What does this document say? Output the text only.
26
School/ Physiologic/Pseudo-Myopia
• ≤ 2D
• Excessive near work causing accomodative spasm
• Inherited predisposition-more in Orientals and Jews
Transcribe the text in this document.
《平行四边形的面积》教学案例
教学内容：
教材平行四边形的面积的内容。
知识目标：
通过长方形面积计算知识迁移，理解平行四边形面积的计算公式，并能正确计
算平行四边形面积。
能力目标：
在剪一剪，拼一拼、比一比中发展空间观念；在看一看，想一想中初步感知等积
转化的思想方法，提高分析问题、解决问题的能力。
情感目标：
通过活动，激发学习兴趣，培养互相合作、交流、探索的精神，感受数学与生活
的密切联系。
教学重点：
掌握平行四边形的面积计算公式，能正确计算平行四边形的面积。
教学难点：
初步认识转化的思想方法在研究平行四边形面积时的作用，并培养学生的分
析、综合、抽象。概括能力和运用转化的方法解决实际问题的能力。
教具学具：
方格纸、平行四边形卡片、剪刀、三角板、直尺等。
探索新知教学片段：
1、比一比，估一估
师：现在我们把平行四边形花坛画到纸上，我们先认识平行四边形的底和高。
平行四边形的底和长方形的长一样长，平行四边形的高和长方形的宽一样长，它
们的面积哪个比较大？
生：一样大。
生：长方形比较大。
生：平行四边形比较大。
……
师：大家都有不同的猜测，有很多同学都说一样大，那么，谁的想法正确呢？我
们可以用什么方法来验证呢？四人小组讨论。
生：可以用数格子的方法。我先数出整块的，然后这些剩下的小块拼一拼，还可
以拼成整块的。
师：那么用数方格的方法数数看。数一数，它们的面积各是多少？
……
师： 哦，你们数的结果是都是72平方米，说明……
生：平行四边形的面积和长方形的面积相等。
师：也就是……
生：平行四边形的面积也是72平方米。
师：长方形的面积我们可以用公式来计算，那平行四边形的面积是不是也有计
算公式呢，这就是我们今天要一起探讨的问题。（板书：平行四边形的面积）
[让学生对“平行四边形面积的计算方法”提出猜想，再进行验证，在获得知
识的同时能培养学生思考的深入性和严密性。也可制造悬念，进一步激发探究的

▶ TASK STATEMENT
State how many lines of the listing include "text", and nothing more.

▶ OUTPUT BELOW
2